Return the full listing exactly as it is written.
-=-=-=-=-
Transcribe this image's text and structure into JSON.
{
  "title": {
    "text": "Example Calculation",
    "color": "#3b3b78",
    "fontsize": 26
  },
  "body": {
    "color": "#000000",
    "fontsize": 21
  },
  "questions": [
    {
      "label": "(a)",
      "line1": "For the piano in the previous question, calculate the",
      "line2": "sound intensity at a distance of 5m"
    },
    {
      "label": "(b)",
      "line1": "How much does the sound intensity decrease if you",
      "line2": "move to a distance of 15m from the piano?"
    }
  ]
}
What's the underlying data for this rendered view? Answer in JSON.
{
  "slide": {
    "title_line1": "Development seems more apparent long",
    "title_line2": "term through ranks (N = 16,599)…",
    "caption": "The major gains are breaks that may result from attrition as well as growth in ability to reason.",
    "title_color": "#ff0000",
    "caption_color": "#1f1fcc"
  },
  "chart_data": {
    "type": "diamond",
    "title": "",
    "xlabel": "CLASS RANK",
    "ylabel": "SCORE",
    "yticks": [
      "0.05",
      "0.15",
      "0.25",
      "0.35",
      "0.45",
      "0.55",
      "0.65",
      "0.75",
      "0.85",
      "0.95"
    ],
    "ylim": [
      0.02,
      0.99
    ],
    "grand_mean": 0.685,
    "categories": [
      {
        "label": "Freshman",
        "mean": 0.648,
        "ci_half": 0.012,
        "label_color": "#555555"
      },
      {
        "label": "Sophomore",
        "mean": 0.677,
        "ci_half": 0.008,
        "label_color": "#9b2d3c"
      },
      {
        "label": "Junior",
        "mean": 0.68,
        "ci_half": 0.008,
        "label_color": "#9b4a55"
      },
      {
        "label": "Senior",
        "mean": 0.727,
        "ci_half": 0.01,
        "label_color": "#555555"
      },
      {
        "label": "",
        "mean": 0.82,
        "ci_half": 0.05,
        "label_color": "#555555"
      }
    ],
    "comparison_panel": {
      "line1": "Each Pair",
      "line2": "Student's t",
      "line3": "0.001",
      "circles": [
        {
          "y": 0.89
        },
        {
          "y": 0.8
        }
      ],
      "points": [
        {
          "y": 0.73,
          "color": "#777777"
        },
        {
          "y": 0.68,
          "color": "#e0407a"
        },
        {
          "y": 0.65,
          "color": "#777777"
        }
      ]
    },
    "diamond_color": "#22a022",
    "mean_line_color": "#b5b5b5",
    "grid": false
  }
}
-=-=-=-=-
Complete output =
Transcribe this image's text and structure into JSON.
{
  "title": {
    "text": "Example Calculation",
    "color": "#3b3b78",
    "fontsize": 26
  },
  "body": {
    "color": "#000000",
    "fontsize": 21
  },
  "questions": [
    {
      "label": "(a)",
      "line1": "For the piano in the previous question, calculate the",
      "line2": "sound intensity at a distance of 5m"
    },
    {
      "label": "(b)",
      "line1": "How much does the sound intensity decrease if you",
      "line2": "move to a distance of 15m from the piano?"
    }
  ]
}
What's the underlying data for this rendered view? Answer in JSON.
{
  "slide": {
    "title_line1": "Development seems more apparent long",
    "title_line2": "term through ranks (N = 16,599)…",
    "caption": "The major gains are breaks that may result from attrition as well as growth in ability to reason.",
    "title_color": "#ff0000",
    "caption_color": "#1f1fcc"
  },
  "chart_data": {
    "type": "diamond",
    "title": "",
    "xlabel": "CLASS RANK",
    "ylabel": "SCORE",
    "yticks": [
      "0.05",
      "0.15",
      "0.25",
      "0.35",
      "0.45",
      "0.55",
      "0.65",
      "0.75",
      "0.85",
      "0.95"
    ],
    "ylim": [
      0.02,
      0.99
    ],
    "grand_mean": 0.685,
    "categories": [
      {
        "label": "Freshman",
        "mean": 0.648,
        "ci_half": 0.012,
        "label_color": "#555555"
      },
      {
        "label": "Sophomore",
        "mean": 0.677,
        "ci_half": 0.008,
        "label_color": "#9b2d3c"
      },
      {
        "label": "Junior",
        "mean": 0.68,
        "ci_half": 0.008,
        "label_color": "#9b4a55"
      },
      {
        "label": "Senior",
        "mean": 0.727,
        "ci_half": 0.01,
        "label_color": "#555555"
      },
      {
        "label": "",
        "mean": 0.82,
        "ci_half": 0.05,
        "label_color": "#555555"
      }
    ],
    "comparison_panel": {
      "line1": "Each Pair",
      "line2": "Student's t",
      "line3": "0.001",
      "circles": [
        {
          "y": 0.89
        },
        {
          "y": 0.8
        }
      ],
      "points": [
        {
          "y": 0.73,
          "color": "#777777"
        },
        {
          "y": 0.68,
          "color": "#e0407a"
        },
        {
          "y": 0.65,
          "color": "#777777"
        }
      ]
    },
    "diamond_color": "#22a022",
    "mean_line_color": "#b5b5b5",
    "grid": false
  }
}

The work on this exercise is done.